start Given records

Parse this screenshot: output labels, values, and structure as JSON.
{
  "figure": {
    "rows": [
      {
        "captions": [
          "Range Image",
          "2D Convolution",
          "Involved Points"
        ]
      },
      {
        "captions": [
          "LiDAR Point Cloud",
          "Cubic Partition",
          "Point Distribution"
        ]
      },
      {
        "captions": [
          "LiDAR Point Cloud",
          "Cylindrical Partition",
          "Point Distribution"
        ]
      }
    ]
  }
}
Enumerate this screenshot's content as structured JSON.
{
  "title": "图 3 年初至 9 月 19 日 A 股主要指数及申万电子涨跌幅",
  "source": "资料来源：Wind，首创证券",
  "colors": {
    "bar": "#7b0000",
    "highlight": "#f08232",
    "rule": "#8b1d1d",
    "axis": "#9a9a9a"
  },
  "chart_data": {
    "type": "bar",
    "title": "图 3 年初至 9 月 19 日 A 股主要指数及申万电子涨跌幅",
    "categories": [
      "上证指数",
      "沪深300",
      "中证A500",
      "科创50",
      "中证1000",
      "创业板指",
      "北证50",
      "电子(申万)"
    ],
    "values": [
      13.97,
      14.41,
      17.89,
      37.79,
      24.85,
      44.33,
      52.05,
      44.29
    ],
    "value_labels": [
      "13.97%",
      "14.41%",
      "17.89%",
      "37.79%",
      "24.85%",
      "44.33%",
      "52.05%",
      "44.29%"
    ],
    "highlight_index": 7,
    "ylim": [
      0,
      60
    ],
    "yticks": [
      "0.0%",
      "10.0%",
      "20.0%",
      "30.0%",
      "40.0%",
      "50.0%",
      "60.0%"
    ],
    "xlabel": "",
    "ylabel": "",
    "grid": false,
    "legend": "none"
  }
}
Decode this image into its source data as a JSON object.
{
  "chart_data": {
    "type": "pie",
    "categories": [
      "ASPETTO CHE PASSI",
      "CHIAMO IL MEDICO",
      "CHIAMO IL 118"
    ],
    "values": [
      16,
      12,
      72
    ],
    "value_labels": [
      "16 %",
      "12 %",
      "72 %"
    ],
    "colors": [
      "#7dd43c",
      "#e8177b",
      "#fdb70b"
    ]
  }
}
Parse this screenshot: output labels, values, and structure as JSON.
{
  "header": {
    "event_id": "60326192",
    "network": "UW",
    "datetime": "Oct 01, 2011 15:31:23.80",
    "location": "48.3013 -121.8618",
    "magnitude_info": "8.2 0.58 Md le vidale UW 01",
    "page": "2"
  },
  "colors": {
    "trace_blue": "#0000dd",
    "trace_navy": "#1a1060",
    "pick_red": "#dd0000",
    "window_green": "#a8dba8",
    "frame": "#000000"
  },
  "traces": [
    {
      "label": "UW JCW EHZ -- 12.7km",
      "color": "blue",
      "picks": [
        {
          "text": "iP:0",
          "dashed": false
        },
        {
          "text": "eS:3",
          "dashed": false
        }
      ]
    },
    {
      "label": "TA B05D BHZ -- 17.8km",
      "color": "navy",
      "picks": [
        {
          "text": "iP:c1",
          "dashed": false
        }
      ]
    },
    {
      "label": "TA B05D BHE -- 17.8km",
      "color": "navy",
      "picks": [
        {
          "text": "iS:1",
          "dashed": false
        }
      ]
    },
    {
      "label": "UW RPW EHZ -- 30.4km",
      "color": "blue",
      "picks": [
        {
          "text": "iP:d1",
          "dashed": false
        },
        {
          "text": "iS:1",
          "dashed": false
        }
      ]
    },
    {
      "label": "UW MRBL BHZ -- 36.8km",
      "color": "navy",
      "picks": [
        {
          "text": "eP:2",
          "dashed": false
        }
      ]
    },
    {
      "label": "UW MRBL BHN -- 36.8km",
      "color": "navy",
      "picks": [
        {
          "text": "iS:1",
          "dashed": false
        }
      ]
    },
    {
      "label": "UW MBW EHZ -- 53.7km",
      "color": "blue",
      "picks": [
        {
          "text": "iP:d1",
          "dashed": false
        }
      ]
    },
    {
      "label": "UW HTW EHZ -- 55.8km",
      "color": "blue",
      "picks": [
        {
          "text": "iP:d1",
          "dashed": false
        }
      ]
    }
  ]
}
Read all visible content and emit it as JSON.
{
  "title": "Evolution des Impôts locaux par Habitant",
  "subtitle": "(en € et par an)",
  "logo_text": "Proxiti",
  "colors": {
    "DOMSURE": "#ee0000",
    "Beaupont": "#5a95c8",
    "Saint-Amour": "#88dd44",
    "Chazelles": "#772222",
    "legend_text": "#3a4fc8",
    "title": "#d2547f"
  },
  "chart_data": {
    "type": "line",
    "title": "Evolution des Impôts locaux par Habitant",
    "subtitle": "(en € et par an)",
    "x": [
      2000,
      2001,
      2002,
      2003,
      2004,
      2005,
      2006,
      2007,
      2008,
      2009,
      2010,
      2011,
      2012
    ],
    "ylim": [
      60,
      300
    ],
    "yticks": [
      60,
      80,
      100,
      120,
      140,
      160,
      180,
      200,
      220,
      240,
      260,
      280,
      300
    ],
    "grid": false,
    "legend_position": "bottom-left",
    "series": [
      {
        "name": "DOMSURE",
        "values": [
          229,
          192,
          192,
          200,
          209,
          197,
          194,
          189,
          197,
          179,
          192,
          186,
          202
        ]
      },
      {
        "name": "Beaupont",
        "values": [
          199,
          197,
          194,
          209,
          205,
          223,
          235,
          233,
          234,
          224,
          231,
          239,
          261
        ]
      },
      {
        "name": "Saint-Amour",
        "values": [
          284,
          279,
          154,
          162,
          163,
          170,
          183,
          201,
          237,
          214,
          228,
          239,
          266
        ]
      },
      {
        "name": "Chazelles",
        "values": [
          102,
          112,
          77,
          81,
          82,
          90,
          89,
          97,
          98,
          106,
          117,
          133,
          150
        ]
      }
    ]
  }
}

end Given records

Goal: Your task is to reproduce all of the records exactly.

Written reply:
Parse this screenshot: output labels, values, and structure as JSON.
{
  "figure": {
    "rows": [
      {
        "captions": [
          "Range Image",
          "2D Convolution",
          "Involved Points"
        ]
      },
      {
        "captions": [
          "LiDAR Point Cloud",
          "Cubic Partition",
          "Point Distribution"
        ]
      },
      {
        "captions": [
          "LiDAR Point Cloud",
          "Cylindrical Partition",
          "Point Distribution"
        ]
      }
    ]
  }
}
Enumerate this screenshot's content as structured JSON.
{
  "title": "图 3 年初至 9 月 19 日 A 股主要指数及申万电子涨跌幅",
  "source": "资料来源：Wind，首创证券",
  "colors": {
    "bar": "#7b0000",
    "highlight": "#f08232",
    "rule": "#8b1d1d",
    "axis": "#9a9a9a"
  },
  "chart_data": {
    "type": "bar",
    "title": "图 3 年初至 9 月 19 日 A 股主要指数及申万电子涨跌幅",
    "categories": [
      "上证指数",
      "沪深300",
      "中证A500",
      "科创50",
      "中证1000",
      "创业板指",
      "北证50",
      "电子(申万)"
    ],
    "values": [
      13.97,
      14.41,
      17.89,
      37.79,
      24.85,
      44.33,
      52.05,
      44.29
    ],
    "value_labels": [
      "13.97%",
      "14.41%",
      "17.89%",
      "37.79%",
      "24.85%",
      "44.33%",
      "52.05%",
      "44.29%"
    ],
    "highlight_index": 7,
    "ylim": [
      0,
      60
    ],
    "yticks": [
      "0.0%",
      "10.0%",
      "20.0%",
      "30.0%",
      "40.0%",
      "50.0%",
      "60.0%"
    ],
    "xlabel": "",
    "ylabel": "",
    "grid": false,
    "legend": "none"
  }
}
Decode this image into its source data as a JSON object.
{
  "chart_data": {
    "type": "pie",
    "categories": [
      "ASPETTO CHE PASSI",
      "CHIAMO IL MEDICO",
      "CHIAMO IL 118"
    ],
    "values": [
      16,
      12,
      72
    ],
    "value_labels": [
      "16 %",
      "12 %",
      "72 %"
    ],
    "colors": [
      "#7dd43c",
      "#e8177b",
      "#fdb70b"
    ]
  }
}
Parse this screenshot: output labels, values, and structure as JSON.
{
  "header": {
    "event_id": "60326192",
    "network": "UW",
    "datetime": "Oct 01, 2011 15:31:23.80",
    "location": "48.3013 -121.8618",
    "magnitude_info": "8.2 0.58 Md le vidale UW 01",
    "page": "2"
  },
  "colors": {
    "trace_blue": "#0000dd",
    "trace_navy": "#1a1060",
    "pick_red": "#dd0000",
    "window_green": "#a8dba8",
    "frame": "#000000"
  },
  "traces": [
    {
      "label": "UW JCW EHZ -- 12.7km",
      "color": "blue",
      "picks": [
        {
          "text": "iP:0",
          "dashed": false
        },
        {
          "text": "eS:3",
          "dashed": false
        }
      ]
    },
    {
      "label": "TA B05D BHZ -- 17.8km",
      "color": "navy",
      "picks": [
        {
          "text": "iP:c1",
          "dashed": false
        }
      ]
    },
    {
      "label": "TA B05D BHE -- 17.8km",
      "color": "navy",
      "picks": [
        {
          "text": "iS:1",
          "dashed": false
        }
      ]
    },
    {
      "label": "UW RPW EHZ -- 30.4km",
      "color": "blue",
      "picks": [
        {
          "text": "iP:d1",
          "dashed": false
        },
        {
          "text": "iS:1",
          "dashed": false
        }
      ]
    },
    {
      "label": "UW MRBL BHZ -- 36.8km",
      "color": "navy",
      "picks": [
        {
          "text": "eP:2",
          "dashed": false
        }
      ]
    },
    {
      "label": "UW MRBL BHN -- 36.8km",
      "color": "navy",
      "picks": [
        {
          "text": "iS:1",
          "dashed": false
        }
      ]
    },
    {
      "label": "UW MBW EHZ -- 53.7km",
      "color": "blue",
      "picks": [
        {
          "text": "iP:d1",
          "dashed": false
        }
      ]
    },
    {
      "label": "UW HTW EHZ -- 55.8km",
      "color": "blue",
      "picks": [
        {
          "text": "iP:d1",
          "dashed": false
        }
      ]
    }
  ]
}
Read all visible content and emit it as JSON.
{
  "title": "Evolution des Impôts locaux par Habitant",
  "subtitle": "(en € et par an)",
  "logo_text": "Proxiti",
  "colors": {
    "DOMSURE": "#ee0000",
    "Beaupont": "#5a95c8",
    "Saint-Amour": "#88dd44",
    "Chazelles": "#772222",
    "legend_text": "#3a4fc8",
    "title": "#d2547f"
  },
  "chart_data": {
    "type": "line",
    "title": "Evolution des Impôts locaux par Habitant",
    "subtitle": "(en € et par an)",
    "x": [
      2000,
      2001,
      2002,
      2003,
      2004,
      2005,
      2006,
      2007,
      2008,
      2009,
      2010,
      2011,
      2012
    ],
    "ylim": [
      60,
      300
    ],
    "yticks": [
      60,
      80,
      100,
      120,
      140,
      160,
      180,
      200,
      220,
      240,
      260,
      280,
      300
    ],
    "grid": false,
    "legend_position": "bottom-left",
    "series": [
      {
        "name": "DOMSURE",
        "values": [
          229,
          192,
          192,
          200,
          209,
          197,
          194,
          189,
          197,
          179,
          192,
          186,
          202
        ]
      },
      {
        "name": "Beaupont",
        "values": [
          199,
          197,
          194,
          209,
          205,
          223,
          235,
          233,
          234,
          224,
          231,
          239,
          261
        ]
      },
      {
        "name": "Saint-Amour",
        "values": [
          284,
          279,
          154,
          162,
          163,
          170,
          183,
          201,
          237,
          214,
          228,
          239,
          266
        ]
      },
      {
        "name": "Chazelles",
        "values": [
          102,
          112,
          77,
          81,
          82,
          90,
          89,
          97,
          98,
          106,
          117,
          133,
          150
        ]
      }
    ]
  }
}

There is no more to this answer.